═══ Record set ═══

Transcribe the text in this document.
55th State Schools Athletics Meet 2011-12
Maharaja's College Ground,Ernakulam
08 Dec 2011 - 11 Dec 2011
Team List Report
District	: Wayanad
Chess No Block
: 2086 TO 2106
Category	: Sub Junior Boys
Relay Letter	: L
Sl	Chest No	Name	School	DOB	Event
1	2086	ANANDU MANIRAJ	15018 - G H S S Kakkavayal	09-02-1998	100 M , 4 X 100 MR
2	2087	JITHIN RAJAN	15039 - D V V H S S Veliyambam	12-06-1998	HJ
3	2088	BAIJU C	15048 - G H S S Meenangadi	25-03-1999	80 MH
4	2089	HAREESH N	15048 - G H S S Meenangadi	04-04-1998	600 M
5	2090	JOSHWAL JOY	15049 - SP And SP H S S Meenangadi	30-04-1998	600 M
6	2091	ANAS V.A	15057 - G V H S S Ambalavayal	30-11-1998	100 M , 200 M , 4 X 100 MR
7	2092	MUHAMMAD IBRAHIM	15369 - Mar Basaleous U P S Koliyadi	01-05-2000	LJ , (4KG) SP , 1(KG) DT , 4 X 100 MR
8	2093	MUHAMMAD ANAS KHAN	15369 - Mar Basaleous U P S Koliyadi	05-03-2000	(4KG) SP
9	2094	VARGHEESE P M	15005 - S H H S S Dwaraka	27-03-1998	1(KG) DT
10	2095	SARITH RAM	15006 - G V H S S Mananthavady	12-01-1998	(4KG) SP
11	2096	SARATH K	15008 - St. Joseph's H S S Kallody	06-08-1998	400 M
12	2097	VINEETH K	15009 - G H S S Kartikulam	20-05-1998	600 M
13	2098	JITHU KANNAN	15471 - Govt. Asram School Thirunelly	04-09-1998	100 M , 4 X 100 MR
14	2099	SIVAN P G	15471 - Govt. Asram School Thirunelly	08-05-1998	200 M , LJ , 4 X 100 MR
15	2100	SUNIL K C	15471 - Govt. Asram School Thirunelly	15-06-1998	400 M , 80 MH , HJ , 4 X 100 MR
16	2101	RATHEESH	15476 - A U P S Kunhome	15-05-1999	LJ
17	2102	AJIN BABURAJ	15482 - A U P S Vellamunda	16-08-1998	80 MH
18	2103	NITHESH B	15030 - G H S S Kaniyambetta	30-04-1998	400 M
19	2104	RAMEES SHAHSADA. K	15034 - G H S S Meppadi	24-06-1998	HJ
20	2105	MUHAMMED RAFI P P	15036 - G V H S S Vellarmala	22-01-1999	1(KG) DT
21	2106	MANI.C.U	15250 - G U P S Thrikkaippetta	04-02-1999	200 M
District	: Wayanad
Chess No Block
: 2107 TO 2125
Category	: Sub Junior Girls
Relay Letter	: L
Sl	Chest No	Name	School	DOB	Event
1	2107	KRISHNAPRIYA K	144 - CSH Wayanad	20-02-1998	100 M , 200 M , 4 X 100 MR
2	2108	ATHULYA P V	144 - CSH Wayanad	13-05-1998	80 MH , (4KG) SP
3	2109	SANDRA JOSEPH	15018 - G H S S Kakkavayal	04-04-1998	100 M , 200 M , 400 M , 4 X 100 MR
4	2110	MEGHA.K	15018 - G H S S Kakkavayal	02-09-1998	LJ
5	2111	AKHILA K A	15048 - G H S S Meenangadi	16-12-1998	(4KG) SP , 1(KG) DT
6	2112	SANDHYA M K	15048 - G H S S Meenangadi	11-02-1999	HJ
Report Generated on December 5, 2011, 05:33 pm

═══

Your instructions:
Write the whole listing out again. Keep every line exactly as it is.

Answer to the problem:
Transcribe the text in this document.
55th State Schools Athletics Meet 2011-12
Maharaja's College Ground,Ernakulam
08 Dec 2011 - 11 Dec 2011
Team List Report
District	: Wayanad
Chess No Block
: 2086 TO 2106
Category	: Sub Junior Boys
Relay Letter	: L
Sl	Chest No	Name	School	DOB	Event
1	2086	ANANDU MANIRAJ	15018 - G H S S Kakkavayal	09-02-1998	100 M , 4 X 100 MR
2	2087	JITHIN RAJAN	15039 - D V V H S S Veliyambam	12-06-1998	HJ
3	2088	BAIJU C	15048 - G H S S Meenangadi	25-03-1999	80 MH
4	2089	HAREESH N	15048 - G H S S Meenangadi	04-04-1998	600 M
5	2090	JOSHWAL JOY	15049 - SP And SP H S S Meenangadi	30-04-1998	600 M
6	2091	ANAS V.A	15057 - G V H S S Ambalavayal	30-11-1998	100 M , 200 M , 4 X 100 MR
7	2092	MUHAMMAD IBRAHIM	15369 - Mar Basaleous U P S Koliyadi	01-05-2000	LJ , (4KG) SP , 1(KG) DT , 4 X 100 MR
8	2093	MUHAMMAD ANAS KHAN	15369 - Mar Basaleous U P S Koliyadi	05-03-2000	(4KG) SP
9	2094	VARGHEESE P M	15005 - S H H S S Dwaraka	27-03-1998	1(KG) DT
10	2095	SARITH RAM	15006 - G V H S S Mananthavady	12-01-1998	(4KG) SP
11	2096	SARATH K	15008 - St. Joseph's H S S Kallody	06-08-1998	400 M
12	2097	VINEETH K	15009 - G H S S Kartikulam	20-05-1998	600 M
13	2098	JITHU KANNAN	15471 - Govt. Asram School Thirunelly	04-09-1998	100 M , 4 X 100 MR
14	2099	SIVAN P G	15471 - Govt. Asram School Thirunelly	08-05-1998	200 M , LJ , 4 X 100 MR
15	2100	SUNIL K C	15471 - Govt. Asram School Thirunelly	15-06-1998	400 M , 80 MH , HJ , 4 X 100 MR
16	2101	RATHEESH	15476 - A U P S Kunhome	15-05-1999	LJ
17	2102	AJIN BABURAJ	15482 - A U P S Vellamunda	16-08-1998	80 MH
18	2103	NITHESH B	15030 - G H S S Kaniyambetta	30-04-1998	400 M
19	2104	RAMEES SHAHSADA. K	15034 - G H S S Meppadi	24-06-1998	HJ
20	2105	MUHAMMED RAFI P P	15036 - G V H S S Vellarmala	22-01-1999	1(KG) DT
21	2106	MANI.C.U	15250 - G U P S Thrikkaippetta	04-02-1999	200 M
District	: Wayanad
Chess No Block
: 2107 TO 2125
Category	: Sub Junior Girls
Relay Letter	: L
Sl	Chest No	Name	School	DOB	Event
1	2107	KRISHNAPRIYA K	144 - CSH Wayanad	20-02-1998	100 M , 200 M , 4 X 100 MR
2	2108	ATHULYA P V	144 - CSH Wayanad	13-05-1998	80 MH , (4KG) SP
3	2109	SANDRA JOSEPH	15018 - G H S S Kakkavayal	04-04-1998	100 M , 200 M , 400 M , 4 X 100 MR
4	2110	MEGHA.K	15018 - G H S S Kakkavayal	02-09-1998	LJ
5	2111	AKHILA K A	15048 - G H S S Meenangadi	16-12-1998	(4KG) SP , 1(KG) DT
6	2112	SANDHYA M K	15048 - G H S S Meenangadi	11-02-1999	HJ
Report Generated on December 5, 2011, 05:33 pm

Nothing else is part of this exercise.